═════ Records for the exercise

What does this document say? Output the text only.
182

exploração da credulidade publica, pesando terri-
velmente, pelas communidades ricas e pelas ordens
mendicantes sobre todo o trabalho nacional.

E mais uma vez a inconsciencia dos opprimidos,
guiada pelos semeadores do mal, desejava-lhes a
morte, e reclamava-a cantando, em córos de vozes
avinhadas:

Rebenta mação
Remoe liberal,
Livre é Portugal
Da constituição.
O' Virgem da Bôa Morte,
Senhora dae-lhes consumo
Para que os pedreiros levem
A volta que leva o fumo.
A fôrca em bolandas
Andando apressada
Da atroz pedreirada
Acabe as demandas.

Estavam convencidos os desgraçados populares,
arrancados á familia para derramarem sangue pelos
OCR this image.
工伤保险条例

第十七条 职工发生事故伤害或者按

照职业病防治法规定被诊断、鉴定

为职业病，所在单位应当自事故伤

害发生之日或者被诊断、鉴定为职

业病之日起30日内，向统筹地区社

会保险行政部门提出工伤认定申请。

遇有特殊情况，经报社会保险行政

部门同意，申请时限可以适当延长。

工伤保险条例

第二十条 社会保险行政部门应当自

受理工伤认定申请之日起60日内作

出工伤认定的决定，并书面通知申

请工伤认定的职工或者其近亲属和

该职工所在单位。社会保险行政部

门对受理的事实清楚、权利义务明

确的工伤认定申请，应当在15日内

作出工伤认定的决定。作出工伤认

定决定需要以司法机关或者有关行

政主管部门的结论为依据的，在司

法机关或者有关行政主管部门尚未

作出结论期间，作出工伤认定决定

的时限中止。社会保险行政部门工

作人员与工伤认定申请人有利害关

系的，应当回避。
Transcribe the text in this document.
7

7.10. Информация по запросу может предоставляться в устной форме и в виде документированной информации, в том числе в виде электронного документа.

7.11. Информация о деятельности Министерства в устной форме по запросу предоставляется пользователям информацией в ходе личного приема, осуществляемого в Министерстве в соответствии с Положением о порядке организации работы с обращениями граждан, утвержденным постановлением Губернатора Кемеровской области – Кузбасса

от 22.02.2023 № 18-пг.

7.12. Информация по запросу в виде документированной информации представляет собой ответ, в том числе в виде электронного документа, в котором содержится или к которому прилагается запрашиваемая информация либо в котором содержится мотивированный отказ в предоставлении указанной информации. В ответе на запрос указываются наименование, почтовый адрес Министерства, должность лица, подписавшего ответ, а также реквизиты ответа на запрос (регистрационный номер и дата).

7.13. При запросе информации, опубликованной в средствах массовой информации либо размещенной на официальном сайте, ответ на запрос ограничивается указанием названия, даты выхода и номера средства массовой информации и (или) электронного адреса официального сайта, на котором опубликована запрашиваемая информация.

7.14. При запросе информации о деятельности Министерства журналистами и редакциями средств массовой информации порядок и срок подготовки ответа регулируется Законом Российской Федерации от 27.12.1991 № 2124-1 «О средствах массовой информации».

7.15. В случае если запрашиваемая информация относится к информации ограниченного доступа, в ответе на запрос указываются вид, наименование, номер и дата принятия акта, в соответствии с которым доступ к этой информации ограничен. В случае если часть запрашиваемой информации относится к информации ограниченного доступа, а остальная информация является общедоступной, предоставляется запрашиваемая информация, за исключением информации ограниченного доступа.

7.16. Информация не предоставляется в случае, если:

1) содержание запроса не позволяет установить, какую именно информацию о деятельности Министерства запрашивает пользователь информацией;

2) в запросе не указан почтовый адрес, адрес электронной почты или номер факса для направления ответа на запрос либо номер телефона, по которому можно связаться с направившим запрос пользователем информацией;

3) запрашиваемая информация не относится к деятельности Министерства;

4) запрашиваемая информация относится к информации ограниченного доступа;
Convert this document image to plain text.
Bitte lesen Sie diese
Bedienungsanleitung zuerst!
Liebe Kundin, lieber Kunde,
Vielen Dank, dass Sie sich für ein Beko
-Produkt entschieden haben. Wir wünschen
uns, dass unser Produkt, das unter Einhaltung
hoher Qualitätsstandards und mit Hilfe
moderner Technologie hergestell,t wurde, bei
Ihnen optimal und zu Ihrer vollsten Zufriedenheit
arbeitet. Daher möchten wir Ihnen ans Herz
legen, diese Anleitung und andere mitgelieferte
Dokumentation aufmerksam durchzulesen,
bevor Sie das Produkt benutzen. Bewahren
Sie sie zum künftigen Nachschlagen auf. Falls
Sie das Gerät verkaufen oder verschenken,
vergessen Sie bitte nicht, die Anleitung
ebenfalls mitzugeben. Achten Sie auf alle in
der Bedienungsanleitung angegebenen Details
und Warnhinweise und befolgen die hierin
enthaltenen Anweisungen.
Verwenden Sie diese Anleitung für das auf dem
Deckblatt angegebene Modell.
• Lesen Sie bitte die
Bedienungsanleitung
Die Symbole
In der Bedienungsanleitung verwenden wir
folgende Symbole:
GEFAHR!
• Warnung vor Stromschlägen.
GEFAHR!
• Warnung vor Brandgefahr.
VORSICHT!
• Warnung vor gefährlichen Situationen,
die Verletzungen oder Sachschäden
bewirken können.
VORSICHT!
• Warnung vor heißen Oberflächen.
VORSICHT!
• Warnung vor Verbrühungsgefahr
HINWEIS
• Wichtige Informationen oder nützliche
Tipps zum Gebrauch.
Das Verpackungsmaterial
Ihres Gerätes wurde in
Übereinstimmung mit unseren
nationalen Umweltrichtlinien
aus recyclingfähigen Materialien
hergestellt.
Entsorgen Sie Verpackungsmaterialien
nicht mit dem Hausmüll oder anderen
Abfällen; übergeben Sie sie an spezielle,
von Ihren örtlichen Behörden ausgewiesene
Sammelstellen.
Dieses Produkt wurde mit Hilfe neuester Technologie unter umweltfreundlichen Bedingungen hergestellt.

══════════

### Set task
Retype the listing above in full, with no alterations.

### Task solution
What does this document say? Output the text only.
182

exploração da credulidade publica, pesando terri-
velmente, pelas communidades ricas e pelas ordens
mendicantes sobre todo o trabalho nacional.

E mais uma vez a inconsciencia dos opprimidos,
guiada pelos semeadores do mal, desejava-lhes a
morte, e reclamava-a cantando, em córos de vozes
avinhadas:

Rebenta mação
Remoe liberal,
Livre é Portugal
Da constituição.
O' Virgem da Bôa Morte,
Senhora dae-lhes consumo
Para que os pedreiros levem
A volta que leva o fumo.
A fôrca em bolandas
Andando apressada
Da atroz pedreirada
Acabe as demandas.

Estavam convencidos os desgraçados populares,
arrancados á familia para derramarem sangue pelos
OCR this image.
工伤保险条例

第十七条 职工发生事故伤害或者按

照职业病防治法规定被诊断、鉴定

为职业病，所在单位应当自事故伤

害发生之日或者被诊断、鉴定为职

业病之日起30日内，向统筹地区社

会保险行政部门提出工伤认定申请。

遇有特殊情况，经报社会保险行政

部门同意，申请时限可以适当延长。

工伤保险条例

第二十条 社会保险行政部门应当自

受理工伤认定申请之日起60日内作

出工伤认定的决定，并书面通知申

请工伤认定的职工或者其近亲属和

该职工所在单位。社会保险行政部

门对受理的事实清楚、权利义务明

确的工伤认定申请，应当在15日内

作出工伤认定的决定。作出工伤认

定决定需要以司法机关或者有关行

政主管部门的结论为依据的，在司

法机关或者有关行政主管部门尚未

作出结论期间，作出工伤认定决定

的时限中止。社会保险行政部门工

作人员与工伤认定申请人有利害关

系的，应当回避。
Transcribe the text in this document.
7

7.10. Информация по запросу может предоставляться в устной форме и в виде документированной информации, в том числе в виде электронного документа.

7.11. Информация о деятельности Министерства в устной форме по запросу предоставляется пользователям информацией в ходе личного приема, осуществляемого в Министерстве в соответствии с Положением о порядке организации работы с обращениями граждан, утвержденным постановлением Губернатора Кемеровской области – Кузбасса

от 22.02.2023 № 18-пг.

7.12. Информация по запросу в виде документированной информации представляет собой ответ, в том числе в виде электронного документа, в котором содержится или к которому прилагается запрашиваемая информация либо в котором содержится мотивированный отказ в предоставлении указанной информации. В ответе на запрос указываются наименование, почтовый адрес Министерства, должность лица, подписавшего ответ, а также реквизиты ответа на запрос (регистрационный номер и дата).

7.13. При запросе информации, опубликованной в средствах массовой информации либо размещенной на официальном сайте, ответ на запрос ограничивается указанием названия, даты выхода и номера средства массовой информации и (или) электронного адреса официального сайта, на котором опубликована запрашиваемая информация.

7.14. При запросе информации о деятельности Министерства журналистами и редакциями средств массовой информации порядок и срок подготовки ответа регулируется Законом Российской Федерации от 27.12.1991 № 2124-1 «О средствах массовой информации».

7.15. В случае если запрашиваемая информация относится к информации ограниченного доступа, в ответе на запрос указываются вид, наименование, номер и дата принятия акта, в соответствии с которым доступ к этой информации ограничен. В случае если часть запрашиваемой информации относится к информации ограниченного доступа, а остальная информация является общедоступной, предоставляется запрашиваемая информация, за исключением информации ограниченного доступа.

7.16. Информация не предоставляется в случае, если:

1) содержание запроса не позволяет установить, какую именно информацию о деятельности Министерства запрашивает пользователь информацией;

2) в запросе не указан почтовый адрес, адрес электронной почты или номер факса для направления ответа на запрос либо номер телефона, по которому можно связаться с направившим запрос пользователем информацией;

3) запрашиваемая информация не относится к деятельности Министерства;

4) запрашиваемая информация относится к информации ограниченного доступа;
Convert this document image to plain text.
Bitte lesen Sie diese
Bedienungsanleitung zuerst!
Liebe Kundin, lieber Kunde,
Vielen Dank, dass Sie sich für ein Beko
-Produkt entschieden haben. Wir wünschen
uns, dass unser Produkt, das unter Einhaltung
hoher Qualitätsstandards und mit Hilfe
moderner Technologie hergestell,t wurde, bei
Ihnen optimal und zu Ihrer vollsten Zufriedenheit
arbeitet. Daher möchten wir Ihnen ans Herz
legen, diese Anleitung und andere mitgelieferte
Dokumentation aufmerksam durchzulesen,
bevor Sie das Produkt benutzen. Bewahren
Sie sie zum künftigen Nachschlagen auf. Falls
Sie das Gerät verkaufen oder verschenken,
vergessen Sie bitte nicht, die Anleitung
ebenfalls mitzugeben. Achten Sie auf alle in
der Bedienungsanleitung angegebenen Details
und Warnhinweise und befolgen die hierin
enthaltenen Anweisungen.
Verwenden Sie diese Anleitung für das auf dem
Deckblatt angegebene Modell.
• Lesen Sie bitte die
Bedienungsanleitung
Die Symbole
In der Bedienungsanleitung verwenden wir
folgende Symbole:
GEFAHR!
• Warnung vor Stromschlägen.
GEFAHR!
• Warnung vor Brandgefahr.
VORSICHT!
• Warnung vor gefährlichen Situationen,
die Verletzungen oder Sachschäden
bewirken können.
VORSICHT!
• Warnung vor heißen Oberflächen.
VORSICHT!
• Warnung vor Verbrühungsgefahr
HINWEIS
• Wichtige Informationen oder nützliche
Tipps zum Gebrauch.
Das Verpackungsmaterial
Ihres Gerätes wurde in
Übereinstimmung mit unseren
nationalen Umweltrichtlinien
aus recyclingfähigen Materialien
hergestellt.
Entsorgen Sie Verpackungsmaterialien
nicht mit dem Hausmüll oder anderen
Abfällen; übergeben Sie sie an spezielle,
von Ihren örtlichen Behörden ausgewiesene
Sammelstellen.
Dieses Produkt wurde mit Hilfe neuester Technologie unter umweltfreundlichen Bedingungen hergestellt.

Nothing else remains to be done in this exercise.